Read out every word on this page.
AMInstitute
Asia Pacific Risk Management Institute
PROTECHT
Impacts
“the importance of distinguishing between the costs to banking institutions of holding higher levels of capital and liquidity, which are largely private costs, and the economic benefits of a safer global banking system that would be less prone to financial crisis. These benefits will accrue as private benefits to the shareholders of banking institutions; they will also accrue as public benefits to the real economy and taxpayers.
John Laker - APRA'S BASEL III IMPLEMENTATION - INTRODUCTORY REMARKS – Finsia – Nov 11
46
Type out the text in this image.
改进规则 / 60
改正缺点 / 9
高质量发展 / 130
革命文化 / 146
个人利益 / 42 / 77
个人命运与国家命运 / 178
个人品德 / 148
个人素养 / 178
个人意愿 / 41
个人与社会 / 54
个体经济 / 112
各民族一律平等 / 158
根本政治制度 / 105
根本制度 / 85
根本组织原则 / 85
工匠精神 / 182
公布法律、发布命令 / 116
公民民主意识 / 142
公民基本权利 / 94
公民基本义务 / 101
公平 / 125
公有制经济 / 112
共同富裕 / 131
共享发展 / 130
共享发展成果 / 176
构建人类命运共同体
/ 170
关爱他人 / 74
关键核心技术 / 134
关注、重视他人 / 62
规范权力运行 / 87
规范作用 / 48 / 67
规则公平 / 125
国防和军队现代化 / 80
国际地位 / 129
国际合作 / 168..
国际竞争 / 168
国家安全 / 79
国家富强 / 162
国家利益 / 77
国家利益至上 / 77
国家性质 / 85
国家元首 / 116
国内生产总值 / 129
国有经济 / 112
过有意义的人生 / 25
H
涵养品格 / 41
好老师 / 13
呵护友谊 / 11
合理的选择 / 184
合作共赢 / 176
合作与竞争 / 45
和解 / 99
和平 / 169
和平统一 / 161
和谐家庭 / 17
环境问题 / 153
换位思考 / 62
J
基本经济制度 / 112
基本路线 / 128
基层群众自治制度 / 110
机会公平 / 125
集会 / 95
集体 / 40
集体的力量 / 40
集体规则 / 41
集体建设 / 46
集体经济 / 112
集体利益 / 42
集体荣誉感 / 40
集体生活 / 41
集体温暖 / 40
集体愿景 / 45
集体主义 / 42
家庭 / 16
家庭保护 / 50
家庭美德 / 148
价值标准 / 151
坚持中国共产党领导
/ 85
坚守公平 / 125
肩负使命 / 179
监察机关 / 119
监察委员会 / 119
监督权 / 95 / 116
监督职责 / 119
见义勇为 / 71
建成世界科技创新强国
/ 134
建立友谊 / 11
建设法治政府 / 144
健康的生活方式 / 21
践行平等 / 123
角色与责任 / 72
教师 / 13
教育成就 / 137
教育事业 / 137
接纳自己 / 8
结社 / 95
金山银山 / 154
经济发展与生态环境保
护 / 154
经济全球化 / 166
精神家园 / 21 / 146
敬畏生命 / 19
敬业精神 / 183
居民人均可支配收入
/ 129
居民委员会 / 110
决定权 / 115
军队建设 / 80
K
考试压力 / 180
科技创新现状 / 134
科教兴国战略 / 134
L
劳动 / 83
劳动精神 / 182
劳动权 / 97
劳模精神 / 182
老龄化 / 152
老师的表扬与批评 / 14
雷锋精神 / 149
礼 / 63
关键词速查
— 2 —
◇ ◇ ◇
> _Short problem_
Output all preceding records character for character.

> _Output for this exercise_
Read out every word on this page.
AMInstitute
Asia Pacific Risk Management Institute
PROTECHT
Impacts
“the importance of distinguishing between the costs to banking institutions of holding higher levels of capital and liquidity, which are largely private costs, and the economic benefits of a safer global banking system that would be less prone to financial crisis. These benefits will accrue as private benefits to the shareholders of banking institutions; they will also accrue as public benefits to the real economy and taxpayers.
John Laker - APRA'S BASEL III IMPLEMENTATION - INTRODUCTORY REMARKS – Finsia – Nov 11
46
Type out the text in this image.
改进规则 / 60
改正缺点 / 9
高质量发展 / 130
革命文化 / 146
个人利益 / 42 / 77
个人命运与国家命运 / 178
个人品德 / 148
个人素养 / 178
个人意愿 / 41
个人与社会 / 54
个体经济 / 112
各民族一律平等 / 158
根本政治制度 / 105
根本制度 / 85
根本组织原则 / 85
工匠精神 / 182
公布法律、发布命令 / 116
公民民主意识 / 142
公民基本权利 / 94
公民基本义务 / 101
公平 / 125
公有制经济 / 112
共同富裕 / 131
共享发展 / 130
共享发展成果 / 176
构建人类命运共同体
/ 170
关爱他人 / 74
关键核心技术 / 134
关注、重视他人 / 62
规范权力运行 / 87
规范作用 / 48 / 67
规则公平 / 125
国防和军队现代化 / 80
国际地位 / 129
国际合作 / 168..
国际竞争 / 168
国家安全 / 79
国家富强 / 162
国家利益 / 77
国家利益至上 / 77
国家性质 / 85
国家元首 / 116
国内生产总值 / 129
国有经济 / 112
过有意义的人生 / 25
H
涵养品格 / 41
好老师 / 13
呵护友谊 / 11
合理的选择 / 184
合作共赢 / 176
合作与竞争 / 45
和解 / 99
和平 / 169
和平统一 / 161
和谐家庭 / 17
环境问题 / 153
换位思考 / 62
J
基本经济制度 / 112
基本路线 / 128
基层群众自治制度 / 110
机会公平 / 125
集会 / 95
集体 / 40
集体的力量 / 40
集体规则 / 41
集体建设 / 46
集体经济 / 112
集体利益 / 42
集体荣誉感 / 40
集体生活 / 41
集体温暖 / 40
集体愿景 / 45
集体主义 / 42
家庭 / 16
家庭保护 / 50
家庭美德 / 148
价值标准 / 151
坚持中国共产党领导
/ 85
坚守公平 / 125
肩负使命 / 179
监察机关 / 119
监察委员会 / 119
监督权 / 95 / 116
监督职责 / 119
见义勇为 / 71
建成世界科技创新强国
/ 134
建立友谊 / 11
建设法治政府 / 144
健康的生活方式 / 21
践行平等 / 123
角色与责任 / 72
教师 / 13
教育成就 / 137
教育事业 / 137
接纳自己 / 8
结社 / 95
金山银山 / 154
经济发展与生态环境保
护 / 154
经济全球化 / 166
精神家园 / 21 / 146
敬畏生命 / 19
敬业精神 / 183
居民人均可支配收入
/ 129
居民委员会 / 110
决定权 / 115
军队建设 / 80
K
考试压力 / 180
科技创新现状 / 134
科教兴国战略 / 134
L
劳动 / 83
劳动精神 / 182
劳动权 / 97
劳模精神 / 182
老龄化 / 152
老师的表扬与批评 / 14
雷锋精神 / 149
礼 / 63
关键词速查
— 2 —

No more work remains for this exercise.